:: Data supplied
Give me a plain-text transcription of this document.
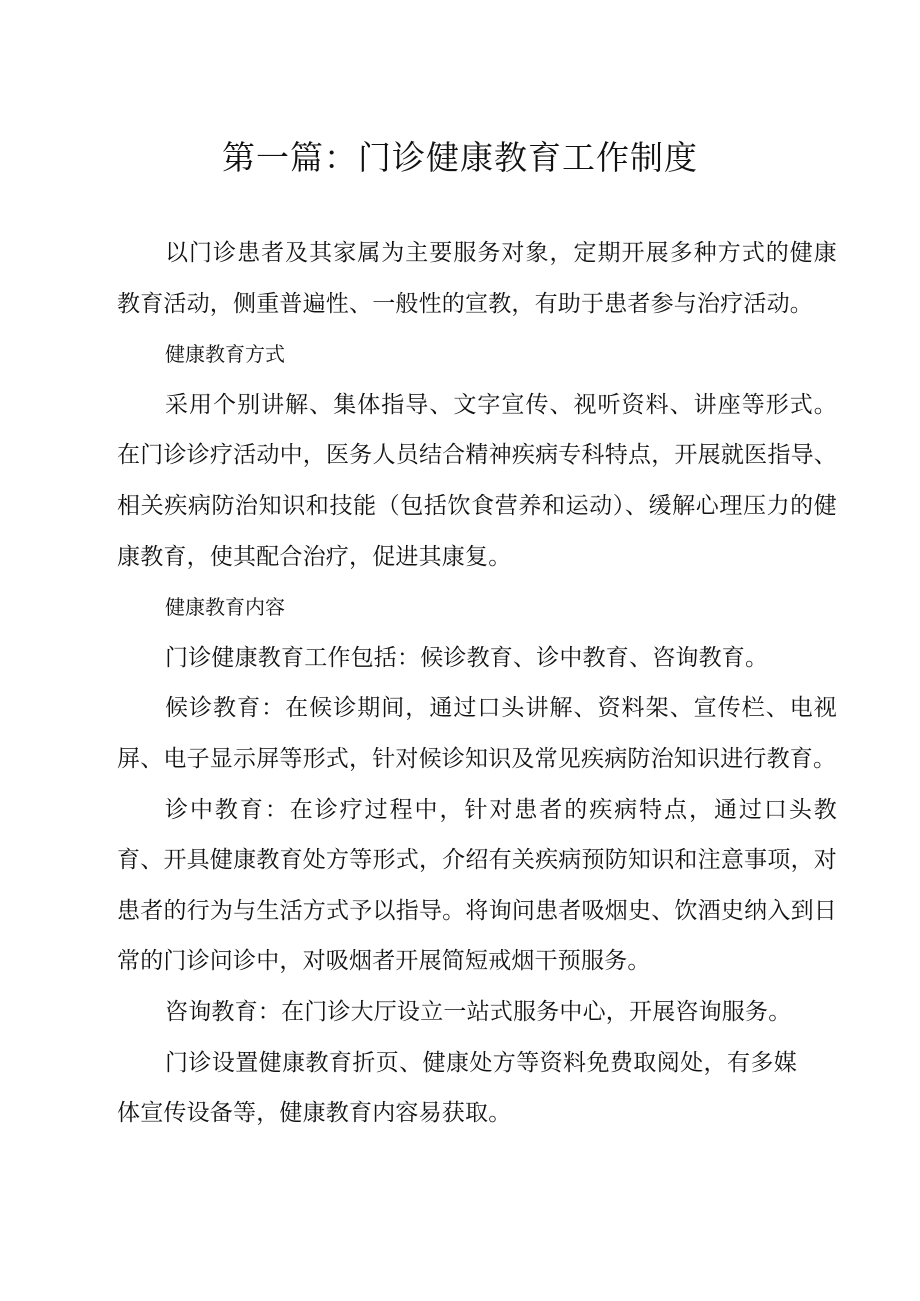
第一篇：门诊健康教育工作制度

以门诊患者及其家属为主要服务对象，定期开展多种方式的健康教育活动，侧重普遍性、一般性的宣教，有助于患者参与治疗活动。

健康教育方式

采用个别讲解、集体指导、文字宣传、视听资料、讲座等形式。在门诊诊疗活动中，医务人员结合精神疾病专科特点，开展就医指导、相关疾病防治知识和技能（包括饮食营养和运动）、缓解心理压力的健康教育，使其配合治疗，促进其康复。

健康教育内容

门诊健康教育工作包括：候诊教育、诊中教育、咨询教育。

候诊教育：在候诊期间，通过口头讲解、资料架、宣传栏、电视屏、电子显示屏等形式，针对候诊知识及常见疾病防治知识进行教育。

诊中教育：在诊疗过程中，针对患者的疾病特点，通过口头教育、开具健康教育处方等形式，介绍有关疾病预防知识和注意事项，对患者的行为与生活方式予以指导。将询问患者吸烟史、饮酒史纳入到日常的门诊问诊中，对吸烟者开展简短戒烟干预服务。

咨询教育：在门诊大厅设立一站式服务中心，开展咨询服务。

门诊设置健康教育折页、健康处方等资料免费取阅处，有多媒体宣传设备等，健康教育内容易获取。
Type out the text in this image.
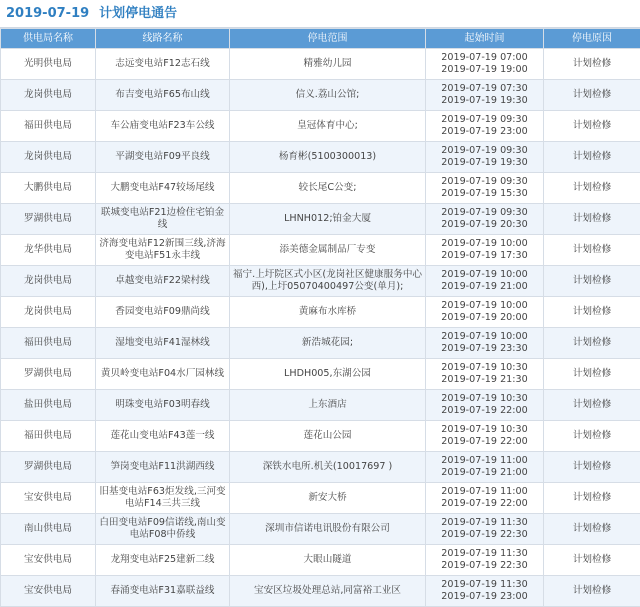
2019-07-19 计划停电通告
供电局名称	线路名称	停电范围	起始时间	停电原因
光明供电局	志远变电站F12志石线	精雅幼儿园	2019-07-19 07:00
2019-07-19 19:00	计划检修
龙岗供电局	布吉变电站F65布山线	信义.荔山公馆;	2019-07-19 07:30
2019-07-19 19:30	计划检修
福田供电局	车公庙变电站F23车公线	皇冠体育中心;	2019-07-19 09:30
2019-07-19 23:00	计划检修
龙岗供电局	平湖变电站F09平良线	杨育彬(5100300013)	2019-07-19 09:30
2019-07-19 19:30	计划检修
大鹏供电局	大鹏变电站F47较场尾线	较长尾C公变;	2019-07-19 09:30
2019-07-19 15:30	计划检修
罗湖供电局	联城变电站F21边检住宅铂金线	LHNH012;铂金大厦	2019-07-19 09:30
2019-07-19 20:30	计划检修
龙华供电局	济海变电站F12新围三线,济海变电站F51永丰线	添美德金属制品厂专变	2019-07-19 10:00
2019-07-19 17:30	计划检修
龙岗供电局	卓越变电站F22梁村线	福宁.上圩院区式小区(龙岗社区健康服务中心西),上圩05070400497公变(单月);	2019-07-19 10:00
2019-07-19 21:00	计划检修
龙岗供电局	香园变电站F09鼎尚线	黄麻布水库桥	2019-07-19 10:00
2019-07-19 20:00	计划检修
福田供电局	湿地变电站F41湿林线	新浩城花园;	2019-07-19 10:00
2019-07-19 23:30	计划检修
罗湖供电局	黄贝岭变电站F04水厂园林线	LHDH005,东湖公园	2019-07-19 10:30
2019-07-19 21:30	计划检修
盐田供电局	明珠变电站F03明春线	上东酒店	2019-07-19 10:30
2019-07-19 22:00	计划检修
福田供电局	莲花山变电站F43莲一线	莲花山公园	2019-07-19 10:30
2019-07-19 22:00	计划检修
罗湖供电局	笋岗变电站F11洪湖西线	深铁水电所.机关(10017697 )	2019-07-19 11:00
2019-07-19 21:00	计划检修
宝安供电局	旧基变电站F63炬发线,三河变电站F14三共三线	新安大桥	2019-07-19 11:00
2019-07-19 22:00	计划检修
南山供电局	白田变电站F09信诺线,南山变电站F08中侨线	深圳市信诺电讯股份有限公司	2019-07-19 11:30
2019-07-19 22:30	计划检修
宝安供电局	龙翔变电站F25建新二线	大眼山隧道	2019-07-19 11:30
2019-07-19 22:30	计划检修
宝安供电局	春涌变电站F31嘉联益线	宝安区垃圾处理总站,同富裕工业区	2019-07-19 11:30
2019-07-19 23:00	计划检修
::::
The task. Check each line of the records above for the word "龙岗供电局", then give the number of lines that have it, with no other words.

Full solution. 4